■ **WHAT TO PRODUCE**: Look through the records below, and copy out every line that holds the string "Text".

■ **EXTRACTED DATA**:

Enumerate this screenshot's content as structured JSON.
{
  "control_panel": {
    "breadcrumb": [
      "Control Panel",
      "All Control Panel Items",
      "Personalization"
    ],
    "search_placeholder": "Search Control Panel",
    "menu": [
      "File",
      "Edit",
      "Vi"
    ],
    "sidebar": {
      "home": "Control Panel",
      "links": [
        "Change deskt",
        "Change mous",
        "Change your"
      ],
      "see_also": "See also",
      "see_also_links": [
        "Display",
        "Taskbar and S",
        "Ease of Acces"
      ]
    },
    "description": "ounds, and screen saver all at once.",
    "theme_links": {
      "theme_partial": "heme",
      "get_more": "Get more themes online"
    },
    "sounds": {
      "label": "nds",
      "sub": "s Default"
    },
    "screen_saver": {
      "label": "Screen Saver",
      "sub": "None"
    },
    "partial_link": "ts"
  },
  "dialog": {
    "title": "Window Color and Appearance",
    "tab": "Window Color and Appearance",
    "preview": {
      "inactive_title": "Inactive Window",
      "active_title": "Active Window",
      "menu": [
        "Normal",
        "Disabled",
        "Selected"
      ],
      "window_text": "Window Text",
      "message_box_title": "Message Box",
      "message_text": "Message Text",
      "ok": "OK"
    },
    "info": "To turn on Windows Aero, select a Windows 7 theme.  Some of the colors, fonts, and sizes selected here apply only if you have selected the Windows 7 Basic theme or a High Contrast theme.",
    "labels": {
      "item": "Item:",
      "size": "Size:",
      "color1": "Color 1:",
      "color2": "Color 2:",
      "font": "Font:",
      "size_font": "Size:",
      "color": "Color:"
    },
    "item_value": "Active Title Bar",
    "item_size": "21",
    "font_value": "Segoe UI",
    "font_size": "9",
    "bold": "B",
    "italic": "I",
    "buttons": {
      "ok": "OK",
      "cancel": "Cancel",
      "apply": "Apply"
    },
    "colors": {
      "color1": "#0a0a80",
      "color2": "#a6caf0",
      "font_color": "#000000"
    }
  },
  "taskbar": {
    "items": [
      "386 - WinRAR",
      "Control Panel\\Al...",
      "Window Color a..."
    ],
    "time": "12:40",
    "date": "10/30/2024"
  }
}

■ **TASK RESULT**:
      "window_text": "Window Text",
      "message_text": "Message Text",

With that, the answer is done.